Gather all lines in the entries that include the word "hits".

---- MATERIAL PROVIDED

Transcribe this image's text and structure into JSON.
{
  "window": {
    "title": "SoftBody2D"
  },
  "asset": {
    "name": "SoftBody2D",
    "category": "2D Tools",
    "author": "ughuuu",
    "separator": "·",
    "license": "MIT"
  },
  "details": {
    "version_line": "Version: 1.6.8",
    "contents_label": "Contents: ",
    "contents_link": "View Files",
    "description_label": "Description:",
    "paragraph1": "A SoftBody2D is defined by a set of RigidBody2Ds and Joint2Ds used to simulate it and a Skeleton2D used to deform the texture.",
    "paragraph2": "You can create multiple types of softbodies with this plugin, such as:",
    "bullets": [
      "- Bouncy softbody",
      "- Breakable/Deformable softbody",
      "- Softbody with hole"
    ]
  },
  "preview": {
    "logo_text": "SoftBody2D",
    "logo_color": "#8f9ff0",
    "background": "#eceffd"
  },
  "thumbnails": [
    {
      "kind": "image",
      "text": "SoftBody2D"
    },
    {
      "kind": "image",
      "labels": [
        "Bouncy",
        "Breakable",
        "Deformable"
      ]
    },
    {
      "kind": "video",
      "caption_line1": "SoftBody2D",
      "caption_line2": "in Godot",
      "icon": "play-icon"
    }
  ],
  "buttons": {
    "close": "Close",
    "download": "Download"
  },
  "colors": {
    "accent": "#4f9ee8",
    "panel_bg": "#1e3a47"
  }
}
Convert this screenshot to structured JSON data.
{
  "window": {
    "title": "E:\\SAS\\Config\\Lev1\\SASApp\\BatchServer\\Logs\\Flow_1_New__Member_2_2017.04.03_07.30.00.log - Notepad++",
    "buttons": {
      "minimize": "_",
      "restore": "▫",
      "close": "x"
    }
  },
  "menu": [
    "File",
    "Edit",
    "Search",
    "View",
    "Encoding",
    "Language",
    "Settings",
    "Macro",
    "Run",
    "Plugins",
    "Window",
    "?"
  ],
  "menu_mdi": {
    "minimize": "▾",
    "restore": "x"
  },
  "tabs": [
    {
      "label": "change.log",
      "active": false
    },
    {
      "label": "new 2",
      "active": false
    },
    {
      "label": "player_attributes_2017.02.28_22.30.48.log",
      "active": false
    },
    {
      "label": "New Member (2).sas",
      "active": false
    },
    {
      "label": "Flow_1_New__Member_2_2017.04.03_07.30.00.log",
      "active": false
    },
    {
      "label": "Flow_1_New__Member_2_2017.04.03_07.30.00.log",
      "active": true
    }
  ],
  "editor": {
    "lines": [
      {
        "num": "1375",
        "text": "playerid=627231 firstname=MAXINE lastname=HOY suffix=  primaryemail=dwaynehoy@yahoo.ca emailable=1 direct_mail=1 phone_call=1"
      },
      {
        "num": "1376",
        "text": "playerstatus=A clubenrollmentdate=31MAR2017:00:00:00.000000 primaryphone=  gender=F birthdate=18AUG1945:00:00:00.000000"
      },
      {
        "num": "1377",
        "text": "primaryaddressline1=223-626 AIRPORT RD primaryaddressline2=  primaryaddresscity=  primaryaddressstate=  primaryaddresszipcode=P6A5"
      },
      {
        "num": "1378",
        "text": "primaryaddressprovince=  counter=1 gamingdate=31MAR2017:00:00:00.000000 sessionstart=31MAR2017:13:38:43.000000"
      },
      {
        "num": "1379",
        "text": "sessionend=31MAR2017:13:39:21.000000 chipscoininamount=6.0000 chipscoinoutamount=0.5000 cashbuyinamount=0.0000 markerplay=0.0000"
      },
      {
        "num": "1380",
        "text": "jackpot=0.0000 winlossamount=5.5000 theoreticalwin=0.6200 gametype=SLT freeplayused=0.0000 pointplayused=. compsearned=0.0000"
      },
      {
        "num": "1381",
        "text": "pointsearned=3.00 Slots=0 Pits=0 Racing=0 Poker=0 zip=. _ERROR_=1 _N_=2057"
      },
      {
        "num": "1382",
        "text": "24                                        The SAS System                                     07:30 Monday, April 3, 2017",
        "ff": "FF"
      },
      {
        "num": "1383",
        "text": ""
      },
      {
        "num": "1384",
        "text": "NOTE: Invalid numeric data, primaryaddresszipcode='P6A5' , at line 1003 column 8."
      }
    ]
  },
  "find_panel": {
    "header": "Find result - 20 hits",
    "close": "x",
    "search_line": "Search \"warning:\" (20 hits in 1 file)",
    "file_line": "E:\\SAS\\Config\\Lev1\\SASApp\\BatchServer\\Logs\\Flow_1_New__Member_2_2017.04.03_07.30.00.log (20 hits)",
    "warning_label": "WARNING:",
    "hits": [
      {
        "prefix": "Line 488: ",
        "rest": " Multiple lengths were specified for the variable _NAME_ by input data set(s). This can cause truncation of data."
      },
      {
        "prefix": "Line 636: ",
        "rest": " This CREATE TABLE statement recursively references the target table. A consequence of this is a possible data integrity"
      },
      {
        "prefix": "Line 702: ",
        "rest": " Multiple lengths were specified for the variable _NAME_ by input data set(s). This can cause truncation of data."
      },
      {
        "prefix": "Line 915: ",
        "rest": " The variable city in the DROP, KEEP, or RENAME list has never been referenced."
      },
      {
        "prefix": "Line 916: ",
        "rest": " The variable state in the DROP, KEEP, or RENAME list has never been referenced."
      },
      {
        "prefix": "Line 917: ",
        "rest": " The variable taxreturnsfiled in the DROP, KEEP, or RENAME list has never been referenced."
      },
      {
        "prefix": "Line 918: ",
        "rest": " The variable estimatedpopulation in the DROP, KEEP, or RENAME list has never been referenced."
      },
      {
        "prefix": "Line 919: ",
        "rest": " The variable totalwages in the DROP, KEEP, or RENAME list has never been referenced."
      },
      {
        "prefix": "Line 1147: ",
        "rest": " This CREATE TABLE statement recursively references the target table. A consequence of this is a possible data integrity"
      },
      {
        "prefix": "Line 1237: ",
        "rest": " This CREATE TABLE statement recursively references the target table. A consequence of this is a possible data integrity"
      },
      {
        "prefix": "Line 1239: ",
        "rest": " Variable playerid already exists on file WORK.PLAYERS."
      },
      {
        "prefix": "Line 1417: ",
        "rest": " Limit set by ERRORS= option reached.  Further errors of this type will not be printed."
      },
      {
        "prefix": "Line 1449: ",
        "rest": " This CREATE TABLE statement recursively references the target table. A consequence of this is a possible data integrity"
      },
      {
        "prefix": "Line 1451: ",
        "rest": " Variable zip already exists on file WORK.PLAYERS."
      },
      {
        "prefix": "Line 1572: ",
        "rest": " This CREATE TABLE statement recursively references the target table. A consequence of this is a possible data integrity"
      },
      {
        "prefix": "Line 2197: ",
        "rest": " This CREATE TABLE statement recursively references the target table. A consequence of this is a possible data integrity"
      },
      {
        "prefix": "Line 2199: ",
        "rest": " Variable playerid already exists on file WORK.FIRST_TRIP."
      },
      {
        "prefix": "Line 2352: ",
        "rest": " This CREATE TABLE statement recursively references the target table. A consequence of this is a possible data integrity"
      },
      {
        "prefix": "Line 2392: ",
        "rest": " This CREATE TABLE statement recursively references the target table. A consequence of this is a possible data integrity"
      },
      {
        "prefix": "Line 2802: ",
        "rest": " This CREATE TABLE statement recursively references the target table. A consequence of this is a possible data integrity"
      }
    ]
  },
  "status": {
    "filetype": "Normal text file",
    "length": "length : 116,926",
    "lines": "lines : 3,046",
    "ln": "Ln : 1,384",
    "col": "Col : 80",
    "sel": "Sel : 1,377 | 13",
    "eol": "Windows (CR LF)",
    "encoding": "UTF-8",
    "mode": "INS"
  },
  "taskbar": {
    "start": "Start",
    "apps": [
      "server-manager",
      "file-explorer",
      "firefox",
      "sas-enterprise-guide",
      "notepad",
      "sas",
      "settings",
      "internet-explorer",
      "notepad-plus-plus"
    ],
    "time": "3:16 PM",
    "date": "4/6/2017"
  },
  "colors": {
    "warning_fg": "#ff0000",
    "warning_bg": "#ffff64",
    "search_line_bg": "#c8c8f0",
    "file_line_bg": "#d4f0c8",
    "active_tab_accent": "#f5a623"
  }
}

--------

CORRECT RESPONSE:
    "header": "Find result - 20 hits",
    "search_line": "Search \"warning:\" (20 hits in 1 file)",
    "file_line": "E:\\SAS\\Config\\Lev1\\SASApp\\BatchServer\\Logs\\Flow_1_New__Member_2_2017.04.03_07.30.00.log (20 hits)",
    "hits": [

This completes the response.